- Work required
Give the number of lines that contain the string "области", and nothing else.

[Saved data entries]
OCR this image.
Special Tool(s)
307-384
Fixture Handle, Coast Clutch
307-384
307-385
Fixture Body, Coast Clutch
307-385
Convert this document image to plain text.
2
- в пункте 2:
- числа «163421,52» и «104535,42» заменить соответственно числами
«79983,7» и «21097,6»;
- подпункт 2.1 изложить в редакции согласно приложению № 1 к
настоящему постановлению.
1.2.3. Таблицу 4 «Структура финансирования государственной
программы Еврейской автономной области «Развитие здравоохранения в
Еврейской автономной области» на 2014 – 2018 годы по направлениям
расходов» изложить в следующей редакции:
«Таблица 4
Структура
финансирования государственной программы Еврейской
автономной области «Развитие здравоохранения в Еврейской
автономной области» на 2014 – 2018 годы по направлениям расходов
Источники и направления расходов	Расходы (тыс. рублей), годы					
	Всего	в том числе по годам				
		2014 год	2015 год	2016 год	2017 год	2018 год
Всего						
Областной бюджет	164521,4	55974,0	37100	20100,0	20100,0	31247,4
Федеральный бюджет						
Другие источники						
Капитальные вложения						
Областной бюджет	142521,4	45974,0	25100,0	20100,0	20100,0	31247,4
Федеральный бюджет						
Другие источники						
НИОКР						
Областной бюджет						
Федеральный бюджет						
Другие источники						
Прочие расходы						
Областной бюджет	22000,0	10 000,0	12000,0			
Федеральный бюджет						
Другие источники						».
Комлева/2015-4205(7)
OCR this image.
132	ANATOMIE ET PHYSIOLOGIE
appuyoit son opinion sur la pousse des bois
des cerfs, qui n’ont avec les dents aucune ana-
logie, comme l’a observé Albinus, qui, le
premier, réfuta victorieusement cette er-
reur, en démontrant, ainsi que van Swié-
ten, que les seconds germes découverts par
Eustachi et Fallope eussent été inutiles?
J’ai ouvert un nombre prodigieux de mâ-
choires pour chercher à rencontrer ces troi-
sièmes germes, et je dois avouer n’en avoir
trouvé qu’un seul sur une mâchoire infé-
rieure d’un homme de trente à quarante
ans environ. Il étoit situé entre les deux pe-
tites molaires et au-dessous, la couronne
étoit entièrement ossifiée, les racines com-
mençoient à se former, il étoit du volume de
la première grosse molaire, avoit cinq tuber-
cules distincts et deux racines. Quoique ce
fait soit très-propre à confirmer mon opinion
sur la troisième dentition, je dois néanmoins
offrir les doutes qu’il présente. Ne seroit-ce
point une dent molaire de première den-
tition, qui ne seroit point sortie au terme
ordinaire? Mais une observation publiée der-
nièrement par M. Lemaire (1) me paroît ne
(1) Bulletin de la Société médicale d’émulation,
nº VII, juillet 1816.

- Correct output
4